::: INFORMATION PROVIDED

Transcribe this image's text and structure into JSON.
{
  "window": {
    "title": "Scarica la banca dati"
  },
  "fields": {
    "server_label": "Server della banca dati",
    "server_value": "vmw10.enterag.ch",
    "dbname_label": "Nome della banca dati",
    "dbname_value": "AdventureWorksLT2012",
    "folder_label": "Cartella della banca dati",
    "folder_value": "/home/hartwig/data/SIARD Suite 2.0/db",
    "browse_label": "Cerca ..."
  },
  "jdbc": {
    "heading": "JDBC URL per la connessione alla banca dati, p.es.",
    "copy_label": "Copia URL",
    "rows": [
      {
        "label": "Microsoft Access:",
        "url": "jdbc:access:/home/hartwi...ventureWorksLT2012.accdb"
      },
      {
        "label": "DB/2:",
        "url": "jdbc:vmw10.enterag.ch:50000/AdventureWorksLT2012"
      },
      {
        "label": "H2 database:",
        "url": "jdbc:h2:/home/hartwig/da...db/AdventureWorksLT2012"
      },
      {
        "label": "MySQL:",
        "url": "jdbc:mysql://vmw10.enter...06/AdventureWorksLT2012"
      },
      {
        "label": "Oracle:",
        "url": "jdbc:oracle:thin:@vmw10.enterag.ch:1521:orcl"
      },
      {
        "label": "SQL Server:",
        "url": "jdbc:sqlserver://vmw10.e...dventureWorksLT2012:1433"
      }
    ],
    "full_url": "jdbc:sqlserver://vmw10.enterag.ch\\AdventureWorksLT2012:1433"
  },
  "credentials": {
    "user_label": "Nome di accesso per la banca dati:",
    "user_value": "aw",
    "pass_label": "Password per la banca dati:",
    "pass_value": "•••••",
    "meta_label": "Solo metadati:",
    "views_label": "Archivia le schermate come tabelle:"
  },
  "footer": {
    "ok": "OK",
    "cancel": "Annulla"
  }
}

::::::

> _REQUIRED TASK_:
Restate each entry exactly, skipping none.

> _FULL ANSWER_:
Transcribe this image's text and structure into JSON.
{
  "window": {
    "title": "Scarica la banca dati"
  },
  "fields": {
    "server_label": "Server della banca dati",
    "server_value": "vmw10.enterag.ch",
    "dbname_label": "Nome della banca dati",
    "dbname_value": "AdventureWorksLT2012",
    "folder_label": "Cartella della banca dati",
    "folder_value": "/home/hartwig/data/SIARD Suite 2.0/db",
    "browse_label": "Cerca ..."
  },
  "jdbc": {
    "heading": "JDBC URL per la connessione alla banca dati, p.es.",
    "copy_label": "Copia URL",
    "rows": [
      {
        "label": "Microsoft Access:",
        "url": "jdbc:access:/home/hartwi...ventureWorksLT2012.accdb"
      },
      {
        "label": "DB/2:",
        "url": "jdbc:vmw10.enterag.ch:50000/AdventureWorksLT2012"
      },
      {
        "label": "H2 database:",
        "url": "jdbc:h2:/home/hartwig/da...db/AdventureWorksLT2012"
      },
      {
        "label": "MySQL:",
        "url": "jdbc:mysql://vmw10.enter...06/AdventureWorksLT2012"
      },
      {
        "label": "Oracle:",
        "url": "jdbc:oracle:thin:@vmw10.enterag.ch:1521:orcl"
      },
      {
        "label": "SQL Server:",
        "url": "jdbc:sqlserver://vmw10.e...dventureWorksLT2012:1433"
      }
    ],
    "full_url": "jdbc:sqlserver://vmw10.enterag.ch\\AdventureWorksLT2012:1433"
  },
  "credentials": {
    "user_label": "Nome di accesso per la banca dati:",
    "user_value": "aw",
    "pass_label": "Password per la banca dati:",
    "pass_value": "•••••",
    "meta_label": "Solo metadati:",
    "views_label": "Archivia le schermate come tabelle:"
  },
  "footer": {
    "ok": "OK",
    "cancel": "Annulla"
  }
}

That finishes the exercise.